EXERCISE PROMPT.
Please resume the MySQL dump question below by writing what follows its final sentence.
TEXT PASSAGE START
I have tried to dump a database db1 of about 40gb into sql file using mysqldump from system A with innodb default storage engine and tried to restore it on another system B. Both have the default storage engine as innodb and same mysql version . I have checked for any table corruptions on system A using check table status and was not able to find any table corruptions on it. I have used the below query to calculate the table size and no of rows per table on both databases (db1) over system A and system B and found that there was about 6GB data loss on db1 of system B.
SELECT table_schema,
-> SUM(data_length+index_length)/1024/1024 AS total_mb,
-> SUM(data_length)/1024/1024 AS data_mb,
-> SUM(index_length)/1024/1024 AS index_mb,
-> COUNT(*) AS tables,
-> CURDATE() AS today
-> FROM information_schema.tables
-> GROUP BY table_schema
-> ORDER BY 2 DESC
Can we rely on information schema for calculating the exact no of rows, exact tablesize (datalength + indexlength) when Innodb is default storage engine ? Why a dump using mysql dump has resulted in significant data loss on restoration over system B ?
TEXT PASSAGE END
EXTRACTED RECORDS START
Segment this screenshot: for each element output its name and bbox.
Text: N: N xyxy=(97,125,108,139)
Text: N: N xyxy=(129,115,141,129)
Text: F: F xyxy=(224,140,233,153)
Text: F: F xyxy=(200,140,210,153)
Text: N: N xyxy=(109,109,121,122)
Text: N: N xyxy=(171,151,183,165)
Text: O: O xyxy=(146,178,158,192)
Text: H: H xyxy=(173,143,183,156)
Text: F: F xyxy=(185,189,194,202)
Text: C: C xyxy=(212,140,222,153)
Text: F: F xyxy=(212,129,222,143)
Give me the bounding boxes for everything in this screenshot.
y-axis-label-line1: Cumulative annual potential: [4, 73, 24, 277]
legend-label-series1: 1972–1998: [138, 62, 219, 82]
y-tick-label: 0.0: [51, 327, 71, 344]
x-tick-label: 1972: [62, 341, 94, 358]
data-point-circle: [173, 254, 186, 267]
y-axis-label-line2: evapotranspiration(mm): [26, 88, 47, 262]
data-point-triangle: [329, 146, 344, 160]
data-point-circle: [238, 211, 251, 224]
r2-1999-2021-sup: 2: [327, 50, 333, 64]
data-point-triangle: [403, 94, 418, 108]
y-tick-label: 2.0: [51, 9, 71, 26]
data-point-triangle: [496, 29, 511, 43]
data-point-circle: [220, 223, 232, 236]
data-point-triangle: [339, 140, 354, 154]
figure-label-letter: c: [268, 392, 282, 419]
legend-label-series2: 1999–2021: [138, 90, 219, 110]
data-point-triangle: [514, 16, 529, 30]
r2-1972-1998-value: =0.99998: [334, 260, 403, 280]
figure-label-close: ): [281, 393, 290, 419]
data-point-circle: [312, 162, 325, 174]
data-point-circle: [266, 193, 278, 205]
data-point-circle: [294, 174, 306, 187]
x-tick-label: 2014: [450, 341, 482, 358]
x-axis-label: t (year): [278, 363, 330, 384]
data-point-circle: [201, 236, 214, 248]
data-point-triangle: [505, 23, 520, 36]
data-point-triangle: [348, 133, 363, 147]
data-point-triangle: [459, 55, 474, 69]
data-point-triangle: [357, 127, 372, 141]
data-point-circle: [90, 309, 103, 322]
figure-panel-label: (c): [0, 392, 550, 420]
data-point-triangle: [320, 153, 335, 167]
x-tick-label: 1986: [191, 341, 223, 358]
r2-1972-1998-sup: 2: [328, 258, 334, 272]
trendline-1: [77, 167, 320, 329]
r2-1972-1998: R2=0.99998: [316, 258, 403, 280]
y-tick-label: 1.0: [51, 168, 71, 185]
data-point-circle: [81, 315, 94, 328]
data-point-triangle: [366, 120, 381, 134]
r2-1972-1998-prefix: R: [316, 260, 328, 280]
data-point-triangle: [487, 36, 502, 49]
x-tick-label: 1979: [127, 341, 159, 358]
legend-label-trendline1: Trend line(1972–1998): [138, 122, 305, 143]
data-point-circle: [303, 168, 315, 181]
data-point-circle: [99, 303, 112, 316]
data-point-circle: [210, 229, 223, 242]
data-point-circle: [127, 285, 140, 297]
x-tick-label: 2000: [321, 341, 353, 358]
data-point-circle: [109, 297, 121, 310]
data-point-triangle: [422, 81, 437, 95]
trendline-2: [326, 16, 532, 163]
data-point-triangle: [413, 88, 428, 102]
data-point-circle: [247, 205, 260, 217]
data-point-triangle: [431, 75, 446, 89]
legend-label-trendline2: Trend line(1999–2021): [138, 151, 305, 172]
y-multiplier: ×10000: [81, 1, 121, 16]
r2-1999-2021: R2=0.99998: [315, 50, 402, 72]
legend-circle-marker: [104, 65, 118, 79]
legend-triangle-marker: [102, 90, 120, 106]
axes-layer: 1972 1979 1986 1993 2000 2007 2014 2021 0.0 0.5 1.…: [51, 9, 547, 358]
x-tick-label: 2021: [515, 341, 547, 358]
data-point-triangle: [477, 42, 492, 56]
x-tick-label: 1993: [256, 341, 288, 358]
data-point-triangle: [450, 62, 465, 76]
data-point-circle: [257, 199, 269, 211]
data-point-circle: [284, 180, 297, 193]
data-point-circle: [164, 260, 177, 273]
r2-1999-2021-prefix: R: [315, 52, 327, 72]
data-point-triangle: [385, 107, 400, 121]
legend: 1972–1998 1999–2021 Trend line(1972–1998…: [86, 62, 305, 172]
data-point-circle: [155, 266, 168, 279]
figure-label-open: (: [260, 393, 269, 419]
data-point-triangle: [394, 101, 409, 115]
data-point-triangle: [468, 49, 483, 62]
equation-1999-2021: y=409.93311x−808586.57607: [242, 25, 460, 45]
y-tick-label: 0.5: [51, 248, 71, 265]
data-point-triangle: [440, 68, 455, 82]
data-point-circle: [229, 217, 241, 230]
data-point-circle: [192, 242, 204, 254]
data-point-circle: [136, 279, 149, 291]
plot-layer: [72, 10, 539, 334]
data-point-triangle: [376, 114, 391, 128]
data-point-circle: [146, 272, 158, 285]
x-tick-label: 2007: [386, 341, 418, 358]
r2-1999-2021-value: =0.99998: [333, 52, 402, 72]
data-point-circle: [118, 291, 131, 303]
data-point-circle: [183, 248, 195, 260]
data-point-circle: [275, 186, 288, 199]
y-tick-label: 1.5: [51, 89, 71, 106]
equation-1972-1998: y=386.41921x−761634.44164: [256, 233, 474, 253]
EXTRACTED RECORDS END
OUTPUT BELOW.
InnoDB isn't able to give a exact count (using a SELECT COUNT() query) of records found in a table. When you request a record count on a table with the InnoDB engine, you will notice that the count will flucturate.
For more information I would like to refer you to the MySQL developer page for InnoDB
http://dev.mysql.com/doc/refman/5.0/en/innodb-restrictions.html
Restrictions on InnoDB Tables
ANALYZE TABLE determines index cardinality (as displayed in the Cardinality column of SHOW INDEX output) by doing eight random dives to each of the index trees and updating index cardinality estimates accordingly. Because these are only estimates, repeated runs of ANALYZE TABLE may produce different numbers. This makes ANALYZE TABLE fast on InnoDB tables but not 100% accurate because it does not take all rows into account.
MySQL uses index cardinality estimates only in join optimization. If some join is not optimized in the right way, you can try using ANALYZE TABLE. In the few cases that ANALYZE TABLE does not produce values good enough for your particular tables, you can use FORCE INDEX with your queries to force the use of a particular index, or set the max_seeks_for_key system variable to ensure that MySQL prefers index lookups over table scans. See Section 5.1.4, “Server System Variables”, and Section C.5.6, “Optimizer-Related Issues”.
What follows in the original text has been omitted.